__PASSAGE__:
--- start ---

Tek-Tips is the largest IT community on the Internet today!

Members share and learn making Tek-Tips Forums the best source of peer-reviewed technical information on the Internet!

  • Congratulations TouchToneTommy on being selected by the Tek-Tips community for having the most helpful posts in the forums last week. Way to Go!

Extracting text from a server user eMail file

Status
Not open for further replies.

slolerner

Programmer
Sep 15, 2004
9
US
I am intrigued by how really difficult it is to do "Practical Extract and Report Language" tasks.

This little script extracts the plain text from the body of a users's eMail msg on my server and works fine when there is only one message.

The thing needed now is that since each new message is appended to the file in the server /var/email/ I need to get to the LAST messsage to do the extraction.

How do I instruct the script to find the LAST instance of the text for splitting? Or, can the file be read from the end up? Could all messages but the last one be deleted by the script? (After the first call, there would be only the one message in the file, don't want that deleted until users sends another).

--- end ---

__GIVEN ENTRIES__:
--- start ---

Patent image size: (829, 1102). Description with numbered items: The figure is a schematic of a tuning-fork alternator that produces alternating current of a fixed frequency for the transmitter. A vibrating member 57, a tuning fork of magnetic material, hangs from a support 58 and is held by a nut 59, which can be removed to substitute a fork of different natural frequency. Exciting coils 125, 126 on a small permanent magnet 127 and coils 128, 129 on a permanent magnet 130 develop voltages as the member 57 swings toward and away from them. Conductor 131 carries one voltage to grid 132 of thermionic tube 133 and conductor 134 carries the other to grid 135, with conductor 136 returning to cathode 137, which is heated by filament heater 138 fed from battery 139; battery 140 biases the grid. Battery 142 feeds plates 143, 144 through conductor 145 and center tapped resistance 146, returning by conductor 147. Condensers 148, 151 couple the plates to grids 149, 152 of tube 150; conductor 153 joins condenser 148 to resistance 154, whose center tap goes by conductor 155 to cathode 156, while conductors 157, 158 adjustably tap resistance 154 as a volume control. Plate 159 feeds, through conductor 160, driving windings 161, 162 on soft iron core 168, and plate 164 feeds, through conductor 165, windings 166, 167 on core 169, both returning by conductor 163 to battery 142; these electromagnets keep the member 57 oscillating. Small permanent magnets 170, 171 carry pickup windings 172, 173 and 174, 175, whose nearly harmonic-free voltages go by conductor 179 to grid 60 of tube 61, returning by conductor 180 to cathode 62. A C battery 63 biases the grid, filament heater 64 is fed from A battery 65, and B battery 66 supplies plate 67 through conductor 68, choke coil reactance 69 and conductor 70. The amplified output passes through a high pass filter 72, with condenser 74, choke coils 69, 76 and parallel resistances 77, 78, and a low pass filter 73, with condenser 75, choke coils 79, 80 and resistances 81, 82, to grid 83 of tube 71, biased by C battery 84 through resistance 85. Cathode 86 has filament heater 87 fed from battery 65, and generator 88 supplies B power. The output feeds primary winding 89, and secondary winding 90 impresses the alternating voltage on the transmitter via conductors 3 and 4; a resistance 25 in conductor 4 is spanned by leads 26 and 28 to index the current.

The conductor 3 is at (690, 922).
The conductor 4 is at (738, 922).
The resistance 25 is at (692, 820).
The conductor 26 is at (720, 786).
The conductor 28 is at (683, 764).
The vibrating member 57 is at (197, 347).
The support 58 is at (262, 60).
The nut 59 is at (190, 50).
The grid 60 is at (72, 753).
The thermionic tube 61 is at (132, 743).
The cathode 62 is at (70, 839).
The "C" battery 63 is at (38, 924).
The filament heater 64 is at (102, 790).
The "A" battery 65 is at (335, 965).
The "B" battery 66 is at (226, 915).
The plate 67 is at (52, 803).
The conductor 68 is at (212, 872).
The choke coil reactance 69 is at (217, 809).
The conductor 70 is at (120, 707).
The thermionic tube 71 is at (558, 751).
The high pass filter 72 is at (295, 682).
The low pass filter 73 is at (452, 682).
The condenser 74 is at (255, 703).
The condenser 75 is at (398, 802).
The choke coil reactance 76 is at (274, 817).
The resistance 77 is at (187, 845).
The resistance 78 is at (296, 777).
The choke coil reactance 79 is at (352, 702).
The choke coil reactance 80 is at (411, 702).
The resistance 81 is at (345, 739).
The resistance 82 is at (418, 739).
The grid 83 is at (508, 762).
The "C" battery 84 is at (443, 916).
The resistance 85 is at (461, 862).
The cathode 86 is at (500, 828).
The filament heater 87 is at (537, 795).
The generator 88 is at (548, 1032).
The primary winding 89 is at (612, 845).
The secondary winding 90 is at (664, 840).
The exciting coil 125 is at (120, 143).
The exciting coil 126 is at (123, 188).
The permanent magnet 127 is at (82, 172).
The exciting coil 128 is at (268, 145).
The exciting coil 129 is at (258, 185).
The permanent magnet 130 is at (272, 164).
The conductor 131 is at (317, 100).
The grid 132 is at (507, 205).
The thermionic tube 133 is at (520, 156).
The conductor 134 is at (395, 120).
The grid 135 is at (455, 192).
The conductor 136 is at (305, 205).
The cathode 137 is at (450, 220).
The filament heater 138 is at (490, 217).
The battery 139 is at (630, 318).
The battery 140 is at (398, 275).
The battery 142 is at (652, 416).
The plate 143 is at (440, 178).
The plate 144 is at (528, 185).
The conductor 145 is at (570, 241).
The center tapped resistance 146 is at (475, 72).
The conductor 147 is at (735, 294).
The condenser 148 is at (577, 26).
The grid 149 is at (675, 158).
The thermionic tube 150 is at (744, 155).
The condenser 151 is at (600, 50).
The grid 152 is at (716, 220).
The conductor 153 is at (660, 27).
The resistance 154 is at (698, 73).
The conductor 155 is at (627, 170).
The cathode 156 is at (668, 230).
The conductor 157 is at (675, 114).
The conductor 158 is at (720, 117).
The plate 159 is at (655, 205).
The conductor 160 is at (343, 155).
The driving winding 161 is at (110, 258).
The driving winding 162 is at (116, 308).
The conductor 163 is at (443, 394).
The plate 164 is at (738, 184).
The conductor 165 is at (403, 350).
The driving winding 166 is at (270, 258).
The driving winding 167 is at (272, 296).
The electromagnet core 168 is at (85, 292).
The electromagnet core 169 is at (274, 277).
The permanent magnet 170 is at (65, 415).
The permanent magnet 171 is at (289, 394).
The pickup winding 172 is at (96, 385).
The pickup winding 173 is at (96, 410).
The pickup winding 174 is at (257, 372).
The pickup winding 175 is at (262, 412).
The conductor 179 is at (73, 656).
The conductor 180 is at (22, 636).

--- end ---

__WHAT THE TASK ASKS__:
Duplicate the email-extraction thread word for word between "Members share and" and "week. Way to Go!", inclusive. Work only from the email-extraction thread.

__WRITTEN ANSWER__:
Members share and learn making Tek-Tips Forums the best source of peer-reviewed technical information on the Internet!

  • Congratulations TouchToneTommy on being selected by the Tek-Tips community for having the most helpful posts in the forums last week. Way to Go!